Supplied records:
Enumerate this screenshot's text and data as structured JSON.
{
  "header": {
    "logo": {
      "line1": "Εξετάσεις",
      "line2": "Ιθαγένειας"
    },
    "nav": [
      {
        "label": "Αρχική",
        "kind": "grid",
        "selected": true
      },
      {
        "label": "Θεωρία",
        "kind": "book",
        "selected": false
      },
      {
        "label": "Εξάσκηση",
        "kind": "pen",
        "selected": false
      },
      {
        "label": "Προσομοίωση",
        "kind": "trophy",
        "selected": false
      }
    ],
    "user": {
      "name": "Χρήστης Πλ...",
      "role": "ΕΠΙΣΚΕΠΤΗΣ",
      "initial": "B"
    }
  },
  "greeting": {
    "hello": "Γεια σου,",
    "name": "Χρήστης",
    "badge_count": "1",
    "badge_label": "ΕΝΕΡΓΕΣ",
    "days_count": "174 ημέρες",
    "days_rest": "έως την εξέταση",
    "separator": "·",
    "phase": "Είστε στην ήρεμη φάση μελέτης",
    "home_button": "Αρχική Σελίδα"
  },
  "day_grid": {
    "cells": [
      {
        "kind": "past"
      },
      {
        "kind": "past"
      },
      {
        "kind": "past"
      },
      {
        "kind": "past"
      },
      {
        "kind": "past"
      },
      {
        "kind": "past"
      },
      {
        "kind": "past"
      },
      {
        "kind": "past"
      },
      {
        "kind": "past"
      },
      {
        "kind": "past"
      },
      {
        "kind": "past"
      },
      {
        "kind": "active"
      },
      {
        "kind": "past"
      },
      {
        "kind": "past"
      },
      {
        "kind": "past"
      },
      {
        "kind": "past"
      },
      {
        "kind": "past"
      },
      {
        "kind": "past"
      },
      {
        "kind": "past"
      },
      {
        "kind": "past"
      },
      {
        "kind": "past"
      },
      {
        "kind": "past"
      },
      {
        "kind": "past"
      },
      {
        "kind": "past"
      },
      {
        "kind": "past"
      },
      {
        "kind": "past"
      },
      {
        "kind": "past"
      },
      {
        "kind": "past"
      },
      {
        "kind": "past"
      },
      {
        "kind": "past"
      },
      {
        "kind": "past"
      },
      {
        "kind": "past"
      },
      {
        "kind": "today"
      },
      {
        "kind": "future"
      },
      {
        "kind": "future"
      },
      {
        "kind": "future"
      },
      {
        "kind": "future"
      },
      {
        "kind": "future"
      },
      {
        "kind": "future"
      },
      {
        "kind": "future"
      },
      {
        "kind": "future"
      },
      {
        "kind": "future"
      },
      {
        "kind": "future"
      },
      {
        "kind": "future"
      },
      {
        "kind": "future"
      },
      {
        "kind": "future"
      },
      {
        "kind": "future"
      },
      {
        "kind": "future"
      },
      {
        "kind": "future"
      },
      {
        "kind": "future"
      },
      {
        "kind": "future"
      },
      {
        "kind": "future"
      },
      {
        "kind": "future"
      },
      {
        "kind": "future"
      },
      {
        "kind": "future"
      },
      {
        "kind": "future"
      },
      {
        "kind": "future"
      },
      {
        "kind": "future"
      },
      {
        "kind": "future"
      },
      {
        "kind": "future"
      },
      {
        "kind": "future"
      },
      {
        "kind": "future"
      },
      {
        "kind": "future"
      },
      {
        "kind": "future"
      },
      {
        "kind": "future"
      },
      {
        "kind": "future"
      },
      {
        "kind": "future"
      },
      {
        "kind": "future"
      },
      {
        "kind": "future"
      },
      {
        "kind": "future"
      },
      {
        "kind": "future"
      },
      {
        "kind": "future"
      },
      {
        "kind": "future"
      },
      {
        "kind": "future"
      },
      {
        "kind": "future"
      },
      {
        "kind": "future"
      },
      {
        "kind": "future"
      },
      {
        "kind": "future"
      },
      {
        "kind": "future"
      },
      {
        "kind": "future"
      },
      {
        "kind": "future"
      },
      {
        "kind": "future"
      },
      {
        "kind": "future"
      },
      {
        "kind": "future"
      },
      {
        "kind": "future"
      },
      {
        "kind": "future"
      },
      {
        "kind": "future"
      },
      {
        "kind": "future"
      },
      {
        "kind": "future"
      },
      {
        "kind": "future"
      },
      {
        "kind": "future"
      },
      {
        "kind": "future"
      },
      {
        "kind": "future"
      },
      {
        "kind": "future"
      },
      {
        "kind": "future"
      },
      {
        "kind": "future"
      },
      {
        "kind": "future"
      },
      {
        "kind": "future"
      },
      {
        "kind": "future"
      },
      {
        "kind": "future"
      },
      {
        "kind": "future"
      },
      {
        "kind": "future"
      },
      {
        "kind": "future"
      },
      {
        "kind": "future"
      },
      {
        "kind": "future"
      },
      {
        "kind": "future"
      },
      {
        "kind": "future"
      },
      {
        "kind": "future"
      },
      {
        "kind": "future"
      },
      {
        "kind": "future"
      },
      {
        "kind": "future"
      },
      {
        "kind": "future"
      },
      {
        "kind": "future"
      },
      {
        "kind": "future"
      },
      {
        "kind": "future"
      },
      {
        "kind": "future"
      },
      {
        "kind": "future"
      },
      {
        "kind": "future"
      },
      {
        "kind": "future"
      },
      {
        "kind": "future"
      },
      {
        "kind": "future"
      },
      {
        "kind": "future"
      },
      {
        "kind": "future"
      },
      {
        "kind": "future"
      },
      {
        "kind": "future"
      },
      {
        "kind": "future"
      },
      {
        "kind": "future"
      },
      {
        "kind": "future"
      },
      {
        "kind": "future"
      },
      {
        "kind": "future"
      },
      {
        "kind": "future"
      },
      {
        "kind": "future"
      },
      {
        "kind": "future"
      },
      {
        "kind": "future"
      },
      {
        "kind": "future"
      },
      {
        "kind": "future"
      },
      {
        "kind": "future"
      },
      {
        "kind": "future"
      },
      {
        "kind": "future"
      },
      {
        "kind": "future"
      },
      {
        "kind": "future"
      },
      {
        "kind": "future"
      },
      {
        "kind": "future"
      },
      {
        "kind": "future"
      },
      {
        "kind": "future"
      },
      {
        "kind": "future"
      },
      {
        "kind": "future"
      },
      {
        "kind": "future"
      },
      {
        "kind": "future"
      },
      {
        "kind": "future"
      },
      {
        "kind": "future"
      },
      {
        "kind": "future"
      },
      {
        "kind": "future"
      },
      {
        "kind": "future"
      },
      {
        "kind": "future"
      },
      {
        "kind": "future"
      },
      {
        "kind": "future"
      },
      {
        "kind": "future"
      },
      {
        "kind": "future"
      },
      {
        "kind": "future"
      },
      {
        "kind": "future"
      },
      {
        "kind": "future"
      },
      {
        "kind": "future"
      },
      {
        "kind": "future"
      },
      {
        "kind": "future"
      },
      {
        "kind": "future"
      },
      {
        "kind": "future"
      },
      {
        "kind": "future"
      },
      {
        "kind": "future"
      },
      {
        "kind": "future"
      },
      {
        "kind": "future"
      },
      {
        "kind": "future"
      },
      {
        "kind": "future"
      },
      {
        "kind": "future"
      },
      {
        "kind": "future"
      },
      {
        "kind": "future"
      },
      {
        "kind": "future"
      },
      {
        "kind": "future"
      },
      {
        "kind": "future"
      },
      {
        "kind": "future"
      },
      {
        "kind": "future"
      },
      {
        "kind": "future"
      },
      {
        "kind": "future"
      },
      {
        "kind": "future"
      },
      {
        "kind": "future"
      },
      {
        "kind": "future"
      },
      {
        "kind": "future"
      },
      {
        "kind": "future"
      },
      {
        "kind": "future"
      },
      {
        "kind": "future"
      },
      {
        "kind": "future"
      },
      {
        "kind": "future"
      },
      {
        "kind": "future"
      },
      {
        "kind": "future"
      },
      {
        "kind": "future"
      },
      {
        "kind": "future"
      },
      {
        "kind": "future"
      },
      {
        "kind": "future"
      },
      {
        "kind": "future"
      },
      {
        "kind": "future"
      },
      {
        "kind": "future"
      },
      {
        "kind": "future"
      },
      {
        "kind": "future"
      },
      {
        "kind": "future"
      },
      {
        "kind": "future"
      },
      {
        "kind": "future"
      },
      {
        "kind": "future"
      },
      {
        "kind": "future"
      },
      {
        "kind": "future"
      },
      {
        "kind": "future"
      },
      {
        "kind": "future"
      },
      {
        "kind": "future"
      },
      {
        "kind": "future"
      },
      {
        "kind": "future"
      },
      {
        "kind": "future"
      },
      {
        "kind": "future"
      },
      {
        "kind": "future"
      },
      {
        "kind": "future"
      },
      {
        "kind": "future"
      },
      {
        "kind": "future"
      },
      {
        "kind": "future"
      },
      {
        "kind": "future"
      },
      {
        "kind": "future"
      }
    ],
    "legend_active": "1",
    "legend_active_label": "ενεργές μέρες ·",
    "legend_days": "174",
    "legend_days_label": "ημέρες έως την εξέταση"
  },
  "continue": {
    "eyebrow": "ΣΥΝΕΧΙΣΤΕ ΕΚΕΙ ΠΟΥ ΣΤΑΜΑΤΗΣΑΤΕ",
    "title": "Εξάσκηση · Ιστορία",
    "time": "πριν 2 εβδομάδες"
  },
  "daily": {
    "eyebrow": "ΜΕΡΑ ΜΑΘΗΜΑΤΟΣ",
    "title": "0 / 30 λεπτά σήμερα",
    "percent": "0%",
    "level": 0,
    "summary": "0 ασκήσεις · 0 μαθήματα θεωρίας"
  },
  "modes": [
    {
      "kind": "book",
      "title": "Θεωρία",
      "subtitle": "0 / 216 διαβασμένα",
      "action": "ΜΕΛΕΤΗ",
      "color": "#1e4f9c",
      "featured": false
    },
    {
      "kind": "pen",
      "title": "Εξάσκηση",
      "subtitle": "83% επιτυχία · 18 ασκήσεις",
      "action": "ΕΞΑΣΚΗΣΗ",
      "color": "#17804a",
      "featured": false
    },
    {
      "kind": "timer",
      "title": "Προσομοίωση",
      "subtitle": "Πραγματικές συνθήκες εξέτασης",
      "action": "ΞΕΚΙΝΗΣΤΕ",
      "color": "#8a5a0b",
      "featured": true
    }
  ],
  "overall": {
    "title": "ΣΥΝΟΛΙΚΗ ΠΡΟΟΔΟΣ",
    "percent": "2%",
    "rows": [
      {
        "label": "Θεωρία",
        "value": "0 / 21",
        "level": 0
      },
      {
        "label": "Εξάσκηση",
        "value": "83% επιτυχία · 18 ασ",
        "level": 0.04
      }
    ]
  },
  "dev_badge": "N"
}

Your goal:
Copy every line of the listing that includes the string "επιτυχία".

Output of the exercise:
      "subtitle": "83% επιτυχία · 18 ασκήσεις",
        "value": "83% επιτυχία · 18 ασ",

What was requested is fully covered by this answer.